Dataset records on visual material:
----

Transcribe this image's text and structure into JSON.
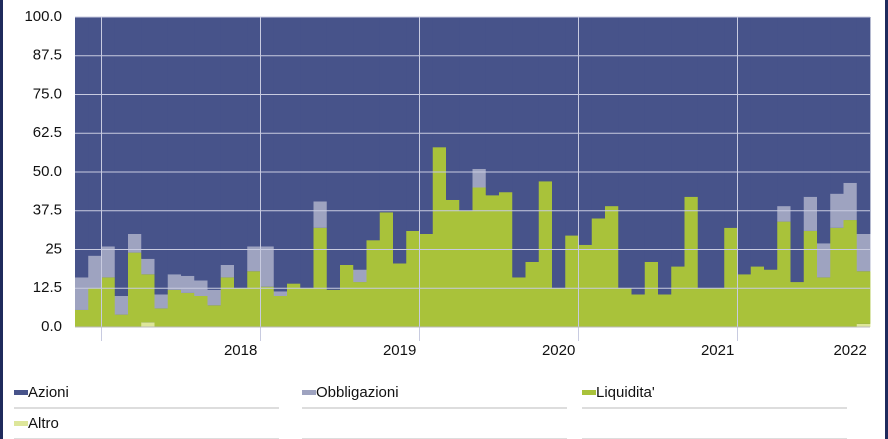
{
  "chart_data": {
    "type": "stacked-bar",
    "categories": [
      null,
      null,
      null,
      null,
      null,
      null,
      null,
      null,
      null,
      null,
      null,
      null,
      "2018",
      null,
      null,
      null,
      null,
      null,
      null,
      null,
      null,
      null,
      null,
      null,
      "2019",
      null,
      null,
      null,
      null,
      null,
      null,
      null,
      null,
      null,
      null,
      null,
      "2020",
      null,
      null,
      null,
      null,
      null,
      null,
      null,
      null,
      null,
      null,
      null,
      "2021",
      null,
      null,
      null,
      null,
      null,
      null,
      null,
      null,
      null,
      "2022",
      null
    ],
    "series": [
      {
        "name": "Azioni",
        "color": "#47538a",
        "values": [
          84,
          77,
          74,
          90,
          70,
          78,
          89.5,
          83,
          83.5,
          85,
          88,
          80,
          87.5,
          74,
          74,
          88.5,
          86,
          87.5,
          59.5,
          88,
          80,
          81.5,
          72,
          63,
          79.5,
          69,
          70,
          42,
          59,
          62.5,
          49,
          57.5,
          56.5,
          84,
          79,
          53,
          87.5,
          70.5,
          73.5,
          65,
          61,
          87.5,
          89.5,
          79,
          89.5,
          80.5,
          58,
          87.5,
          87.5,
          68,
          83,
          80.5,
          81.5,
          61,
          85.5,
          58,
          73,
          57,
          53.5,
          70
        ]
      },
      {
        "name": "Obbligazioni",
        "color": "#9ea3c0",
        "values": [
          10.5,
          10.5,
          10,
          6,
          6,
          5,
          4.5,
          5,
          5.5,
          5,
          5,
          4,
          0,
          8,
          13,
          1.5,
          0,
          0,
          8.5,
          0,
          0,
          4,
          0,
          0,
          0,
          0,
          0,
          0,
          0,
          0,
          6,
          0,
          0,
          0,
          0,
          0,
          0,
          0,
          0,
          0,
          0,
          0,
          0,
          0,
          0,
          0,
          0,
          0,
          0,
          0,
          0,
          0,
          0,
          5,
          0,
          11,
          11,
          11,
          12,
          12
        ]
      },
      {
        "name": "Liquidita'",
        "color": "#a9c23a",
        "values": [
          5.5,
          12.5,
          16,
          4,
          24,
          15.5,
          6,
          12,
          11,
          10,
          7,
          16,
          12.5,
          18,
          13,
          10,
          14,
          12.5,
          32,
          12,
          20,
          14.5,
          28,
          37,
          20.5,
          31,
          30,
          58,
          41,
          37.5,
          45,
          42.5,
          43.5,
          16,
          21,
          47,
          12.5,
          29.5,
          26.5,
          35,
          39,
          12.5,
          10.5,
          21,
          10.5,
          19.5,
          42,
          12.5,
          12.5,
          32,
          17,
          19.5,
          18.5,
          34,
          14.5,
          31,
          16,
          32,
          34.5,
          17
        ]
      },
      {
        "name": "Altro",
        "color": "#dde69a",
        "values": [
          0,
          0,
          0,
          0,
          0,
          1.5,
          0,
          0,
          0,
          0,
          0,
          0,
          0,
          0,
          0,
          0,
          0,
          0,
          0,
          0,
          0,
          0,
          0,
          0,
          0,
          0,
          0,
          0,
          0,
          0,
          0,
          0,
          0,
          0,
          0,
          0,
          0,
          0,
          0,
          0,
          0,
          0,
          0,
          0,
          0,
          0,
          0,
          0,
          0,
          0,
          0,
          0,
          0,
          0,
          0,
          0,
          0,
          0,
          0,
          1
        ]
      }
    ],
    "ylim": [
      0,
      100
    ],
    "yticks": [
      {
        "value": 0,
        "label": "0.0"
      },
      12.5,
      25,
      {
        "value": 37.5,
        "label": "37.5"
      },
      {
        "value": 50,
        "label": "50.0"
      },
      62.5,
      {
        "value": 75,
        "label": "75.0"
      },
      87.5,
      {
        "value": 100,
        "label": "100.0"
      }
    ],
    "grid": true,
    "legend": "bottom"
  }
}
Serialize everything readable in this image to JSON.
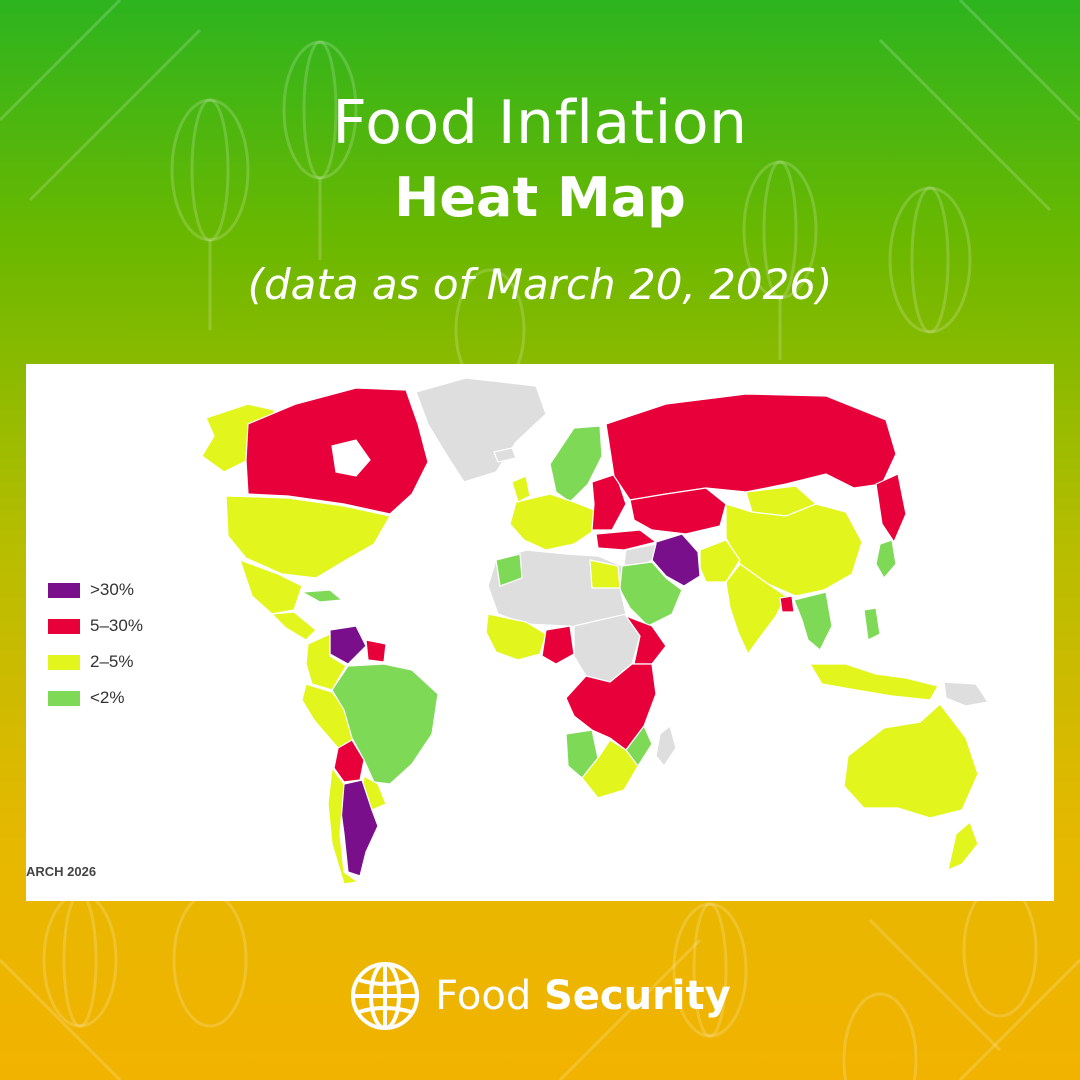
{
  "header": {
    "title_line1": "Food Inflation",
    "title_line2": "Heat Map",
    "subtitle": "(data as of March 20, 2026)"
  },
  "map": {
    "date_stamp": "ARCH 2026",
    "legend": [
      {
        "label": ">30%",
        "color": "#7a0f8c"
      },
      {
        "label": "5–30%",
        "color": "#e8003a"
      },
      {
        "label": "2–5%",
        "color": "#e2f51c"
      },
      {
        "label": "<2%",
        "color": "#7ed957"
      }
    ],
    "no_data_color": "#dedede",
    "regions": [
      {
        "name": "Canada",
        "category": "5–30%"
      },
      {
        "name": "Alaska",
        "category": "2–5%"
      },
      {
        "name": "United States",
        "category": "2–5%"
      },
      {
        "name": "Greenland",
        "category": "no data"
      },
      {
        "name": "Mexico",
        "category": "2–5%"
      },
      {
        "name": "Venezuela",
        "category": ">30%"
      },
      {
        "name": "Colombia",
        "category": "2–5%"
      },
      {
        "name": "Brazil",
        "category": "<2%"
      },
      {
        "name": "Peru",
        "category": "2–5%"
      },
      {
        "name": "Bolivia",
        "category": "5–30%"
      },
      {
        "name": "Argentina",
        "category": ">30%"
      },
      {
        "name": "Chile",
        "category": "2–5%"
      },
      {
        "name": "Russia",
        "category": "5–30%"
      },
      {
        "name": "Kazakhstan",
        "category": "5–30%"
      },
      {
        "name": "China",
        "category": "2–5%"
      },
      {
        "name": "Mongolia",
        "category": "2–5%"
      },
      {
        "name": "India",
        "category": "2–5%"
      },
      {
        "name": "Iran",
        "category": ">30%"
      },
      {
        "name": "Saudi Arabia",
        "category": "<2%"
      },
      {
        "name": "Scandinavia",
        "category": "<2%"
      },
      {
        "name": "Europe",
        "category": "2–5%"
      },
      {
        "name": "Eastern Europe",
        "category": "5–30%"
      },
      {
        "name": "Nigeria",
        "category": "5–30%"
      },
      {
        "name": "Ethiopia",
        "category": "5–30%"
      },
      {
        "name": "Central Africa",
        "category": "5–30%"
      },
      {
        "name": "Southern Africa",
        "category": "2–5%"
      },
      {
        "name": "Namibia",
        "category": "<2%"
      },
      {
        "name": "North Africa",
        "category": "no data"
      },
      {
        "name": "Australia",
        "category": "2–5%"
      },
      {
        "name": "Indonesia",
        "category": "2–5%"
      },
      {
        "name": "Southeast Asia",
        "category": "<2%"
      },
      {
        "name": "New Zealand",
        "category": "2–5%"
      }
    ]
  },
  "footer": {
    "brand_regular": "Food",
    "brand_bold": "Security"
  }
}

----

### Directions
All of the material above needs to be restated exactly, with no pictures.

### Final result
Transcribe this image's text and structure into JSON.
{
  "chart_data": {
    "type": "stacked-bar",
    "categories": [
      null,
      null,
      null,
      null,
      null,
      null,
      null,
      null,
      null,
      null,
      null,
      null,
      "2018",
      null,
      null,
      null,
      null,
      null,
      null,
      null,
      null,
      null,
      null,
      null,
      "2019",
      null,
      null,
      null,
      null,
      null,
      null,
      null,
      null,
      null,
      null,
      null,
      "2020",
      null,
      null,
      null,
      null,
      null,
      null,
      null,
      null,
      null,
      null,
      null,
      "2021",
      null,
      null,
      null,
      null,
      null,
      null,
      null,
      null,
      null,
      "2022",
      null
    ],
    "series": [
      {
        "name": "Azioni",
        "color": "#47538a",
        "values": [
          84,
          77,
          74,
          90,
          70,
          78,
          89.5,
          83,
          83.5,
          85,
          88,
          80,
          87.5,
          74,
          74,
          88.5,
          86,
          87.5,
          59.5,
          88,
          80,
          81.5,
          72,
          63,
          79.5,
          69,
          70,
          42,
          59,
          62.5,
          49,
          57.5,
          56.5,
          84,
          79,
          53,
          87.5,
          70.5,
          73.5,
          65,
          61,
          87.5,
          89.5,
          79,
          89.5,
          80.5,
          58,
          87.5,
          87.5,
          68,
          83,
          80.5,
          81.5,
          61,
          85.5,
          58,
          73,
          57,
          53.5,
          70
        ]
      },
      {
        "name": "Obbligazioni",
        "color": "#9ea3c0",
        "values": [
          10.5,
          10.5,
          10,
          6,
          6,
          5,
          4.5,
          5,
          5.5,
          5,
          5,
          4,
          0,
          8,
          13,
          1.5,
          0,
          0,
          8.5,
          0,
          0,
          4,
          0,
          0,
          0,
          0,
          0,
          0,
          0,
          0,
          6,
          0,
          0,
          0,
          0,
          0,
          0,
          0,
          0,
          0,
          0,
          0,
          0,
          0,
          0,
          0,
          0,
          0,
          0,
          0,
          0,
          0,
          0,
          5,
          0,
          11,
          11,
          11,
          12,
          12
        ]
      },
      {
        "name": "Liquidita'",
        "color": "#a9c23a",
        "values": [
          5.5,
          12.5,
          16,
          4,
          24,
          15.5,
          6,
          12,
          11,
          10,
          7,
          16,
          12.5,
          18,
          13,
          10,
          14,
          12.5,
          32,
          12,
          20,
          14.5,
          28,
          37,
          20.5,
          31,
          30,
          58,
          41,
          37.5,
          45,
          42.5,
          43.5,
          16,
          21,
          47,
          12.5,
          29.5,
          26.5,
          35,
          39,
          12.5,
          10.5,
          21,
          10.5,
          19.5,
          42,
          12.5,
          12.5,
          32,
          17,
          19.5,
          18.5,
          34,
          14.5,
          31,
          16,
          32,
          34.5,
          17
        ]
      },
      {
        "name": "Altro",
        "color": "#dde69a",
        "values": [
          0,
          0,
          0,
          0,
          0,
          1.5,
          0,
          0,
          0,
          0,
          0,
          0,
          0,
          0,
          0,
          0,
          0,
          0,
          0,
          0,
          0,
          0,
          0,
          0,
          0,
          0,
          0,
          0,
          0,
          0,
          0,
          0,
          0,
          0,
          0,
          0,
          0,
          0,
          0,
          0,
          0,
          0,
          0,
          0,
          0,
          0,
          0,
          0,
          0,
          0,
          0,
          0,
          0,
          0,
          0,
          0,
          0,
          0,
          0,
          1
        ]
      }
    ],
    "ylim": [
      0,
      100
    ],
    "yticks": [
      {
        "value": 0,
        "label": "0.0"
      },
      12.5,
      25,
      {
        "value": 37.5,
        "label": "37.5"
      },
      {
        "value": 50,
        "label": "50.0"
      },
      62.5,
      {
        "value": 75,
        "label": "75.0"
      },
      87.5,
      {
        "value": 100,
        "label": "100.0"
      }
    ],
    "grid": true,
    "legend": "bottom"
  }
}
Serialize everything readable in this image to JSON.
{
  "header": {
    "title_line1": "Food Inflation",
    "title_line2": "Heat Map",
    "subtitle": "(data as of March 20, 2026)"
  },
  "map": {
    "date_stamp": "ARCH 2026",
    "legend": [
      {
        "label": ">30%",
        "color": "#7a0f8c"
      },
      {
        "label": "5–30%",
        "color": "#e8003a"
      },
      {
        "label": "2–5%",
        "color": "#e2f51c"
      },
      {
        "label": "<2%",
        "color": "#7ed957"
      }
    ],
    "no_data_color": "#dedede",
    "regions": [
      {
        "name": "Canada",
        "category": "5–30%"
      },
      {
        "name": "Alaska",
        "category": "2–5%"
      },
      {
        "name": "United States",
        "category": "2–5%"
      },
      {
        "name": "Greenland",
        "category": "no data"
      },
      {
        "name": "Mexico",
        "category": "2–5%"
      },
      {
        "name": "Venezuela",
        "category": ">30%"
      },
      {
        "name": "Colombia",
        "category": "2–5%"
      },
      {
        "name": "Brazil",
        "category": "<2%"
      },
      {
        "name": "Peru",
        "category": "2–5%"
      },
      {
        "name": "Bolivia",
        "category": "5–30%"
      },
      {
        "name": "Argentina",
        "category": ">30%"
      },
      {
        "name": "Chile",
        "category": "2–5%"
      },
      {
        "name": "Russia",
        "category": "5–30%"
      },
      {
        "name": "Kazakhstan",
        "category": "5–30%"
      },
      {
        "name": "China",
        "category": "2–5%"
      },
      {
        "name": "Mongolia",
        "category": "2–5%"
      },
      {
        "name": "India",
        "category": "2–5%"
      },
      {
        "name": "Iran",
        "category": ">30%"
      },
      {
        "name": "Saudi Arabia",
        "category": "<2%"
      },
      {
        "name": "Scandinavia",
        "category": "<2%"
      },
      {
        "name": "Europe",
        "category": "2–5%"
      },
      {
        "name": "Eastern Europe",
        "category": "5–30%"
      },
      {
        "name": "Nigeria",
        "category": "5–30%"
      },
      {
        "name": "Ethiopia",
        "category": "5–30%"
      },
      {
        "name": "Central Africa",
        "category": "5–30%"
      },
      {
        "name": "Southern Africa",
        "category": "2–5%"
      },
      {
        "name": "Namibia",
        "category": "<2%"
      },
      {
        "name": "North Africa",
        "category": "no data"
      },
      {
        "name": "Australia",
        "category": "2–5%"
      },
      {
        "name": "Indonesia",
        "category": "2–5%"
      },
      {
        "name": "Southeast Asia",
        "category": "<2%"
      },
      {
        "name": "New Zealand",
        "category": "2–5%"
      }
    ]
  },
  "footer": {
    "brand_regular": "Food",
    "brand_bold": "Security"
  }
}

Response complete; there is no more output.